--- Available data ---
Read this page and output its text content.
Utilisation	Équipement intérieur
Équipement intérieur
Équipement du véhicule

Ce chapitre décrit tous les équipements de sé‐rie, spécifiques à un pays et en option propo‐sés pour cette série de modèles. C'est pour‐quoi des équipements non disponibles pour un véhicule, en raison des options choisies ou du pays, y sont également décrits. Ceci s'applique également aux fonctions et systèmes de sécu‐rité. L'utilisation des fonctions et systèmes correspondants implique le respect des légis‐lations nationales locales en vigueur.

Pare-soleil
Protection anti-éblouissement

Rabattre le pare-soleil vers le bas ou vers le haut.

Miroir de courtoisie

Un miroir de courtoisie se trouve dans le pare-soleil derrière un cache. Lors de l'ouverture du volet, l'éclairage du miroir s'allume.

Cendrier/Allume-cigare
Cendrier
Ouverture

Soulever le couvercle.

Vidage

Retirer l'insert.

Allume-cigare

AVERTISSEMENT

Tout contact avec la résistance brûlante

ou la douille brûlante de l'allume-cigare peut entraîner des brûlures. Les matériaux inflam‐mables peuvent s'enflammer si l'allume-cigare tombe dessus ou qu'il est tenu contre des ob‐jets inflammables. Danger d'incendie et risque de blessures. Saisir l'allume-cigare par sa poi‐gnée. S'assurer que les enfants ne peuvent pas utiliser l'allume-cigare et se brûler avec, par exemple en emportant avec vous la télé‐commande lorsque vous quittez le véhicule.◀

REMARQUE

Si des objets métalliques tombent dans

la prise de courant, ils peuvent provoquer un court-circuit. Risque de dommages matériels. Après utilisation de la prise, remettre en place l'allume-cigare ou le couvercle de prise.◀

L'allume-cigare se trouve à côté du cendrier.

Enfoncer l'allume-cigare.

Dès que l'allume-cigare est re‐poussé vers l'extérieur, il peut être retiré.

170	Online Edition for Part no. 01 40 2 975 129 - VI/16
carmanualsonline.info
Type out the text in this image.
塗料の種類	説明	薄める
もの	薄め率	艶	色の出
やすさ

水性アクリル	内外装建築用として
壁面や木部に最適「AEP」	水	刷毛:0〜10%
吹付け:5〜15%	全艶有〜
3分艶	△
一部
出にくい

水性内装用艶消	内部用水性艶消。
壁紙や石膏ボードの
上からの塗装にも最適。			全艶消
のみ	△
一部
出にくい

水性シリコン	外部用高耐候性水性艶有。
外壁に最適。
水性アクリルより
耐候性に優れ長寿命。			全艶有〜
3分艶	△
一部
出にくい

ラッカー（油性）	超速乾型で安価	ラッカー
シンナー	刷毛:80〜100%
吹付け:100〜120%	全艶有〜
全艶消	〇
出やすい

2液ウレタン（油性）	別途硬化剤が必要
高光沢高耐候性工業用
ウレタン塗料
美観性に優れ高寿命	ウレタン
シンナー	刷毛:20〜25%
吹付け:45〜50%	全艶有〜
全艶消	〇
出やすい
---
— Given problem —
Write down the full listing again, exactly.

— Response to the task —
Read this page and output its text content.
Utilisation	Équipement intérieur
Équipement intérieur
Équipement du véhicule

Ce chapitre décrit tous les équipements de sé‐rie, spécifiques à un pays et en option propo‐sés pour cette série de modèles. C'est pour‐quoi des équipements non disponibles pour un véhicule, en raison des options choisies ou du pays, y sont également décrits. Ceci s'applique également aux fonctions et systèmes de sécu‐rité. L'utilisation des fonctions et systèmes correspondants implique le respect des légis‐lations nationales locales en vigueur.

Pare-soleil
Protection anti-éblouissement

Rabattre le pare-soleil vers le bas ou vers le haut.

Miroir de courtoisie

Un miroir de courtoisie se trouve dans le pare-soleil derrière un cache. Lors de l'ouverture du volet, l'éclairage du miroir s'allume.

Cendrier/Allume-cigare
Cendrier
Ouverture

Soulever le couvercle.

Vidage

Retirer l'insert.

Allume-cigare

AVERTISSEMENT

Tout contact avec la résistance brûlante

ou la douille brûlante de l'allume-cigare peut entraîner des brûlures. Les matériaux inflam‐mables peuvent s'enflammer si l'allume-cigare tombe dessus ou qu'il est tenu contre des ob‐jets inflammables. Danger d'incendie et risque de blessures. Saisir l'allume-cigare par sa poi‐gnée. S'assurer que les enfants ne peuvent pas utiliser l'allume-cigare et se brûler avec, par exemple en emportant avec vous la télé‐commande lorsque vous quittez le véhicule.◀

REMARQUE

Si des objets métalliques tombent dans

la prise de courant, ils peuvent provoquer un court-circuit. Risque de dommages matériels. Après utilisation de la prise, remettre en place l'allume-cigare ou le couvercle de prise.◀

L'allume-cigare se trouve à côté du cendrier.

Enfoncer l'allume-cigare.

Dès que l'allume-cigare est re‐poussé vers l'extérieur, il peut être retiré.

170	Online Edition for Part no. 01 40 2 975 129 - VI/16
carmanualsonline.info
Type out the text in this image.
塗料の種類	説明	薄める
もの	薄め率	艶	色の出
やすさ

水性アクリル	内外装建築用として
壁面や木部に最適「AEP」	水	刷毛:0〜10%
吹付け:5〜15%	全艶有〜
3分艶	△
一部
出にくい

水性内装用艶消	内部用水性艶消。
壁紙や石膏ボードの
上からの塗装にも最適。			全艶消
のみ	△
一部
出にくい

水性シリコン	外部用高耐候性水性艶有。
外壁に最適。
水性アクリルより
耐候性に優れ長寿命。			全艶有〜
3分艶	△
一部
出にくい

ラッカー（油性）	超速乾型で安価	ラッカー
シンナー	刷毛:80〜100%
吹付け:100〜120%	全艶有〜
全艶消	〇
出やすい

2液ウレタン（油性）	別途硬化剤が必要
高光沢高耐候性工業用
ウレタン塗料
美観性に優れ高寿命	ウレタン
シンナー	刷毛:20〜25%
吹付け:45〜50%	全艶有〜
全艶消	〇
出やすい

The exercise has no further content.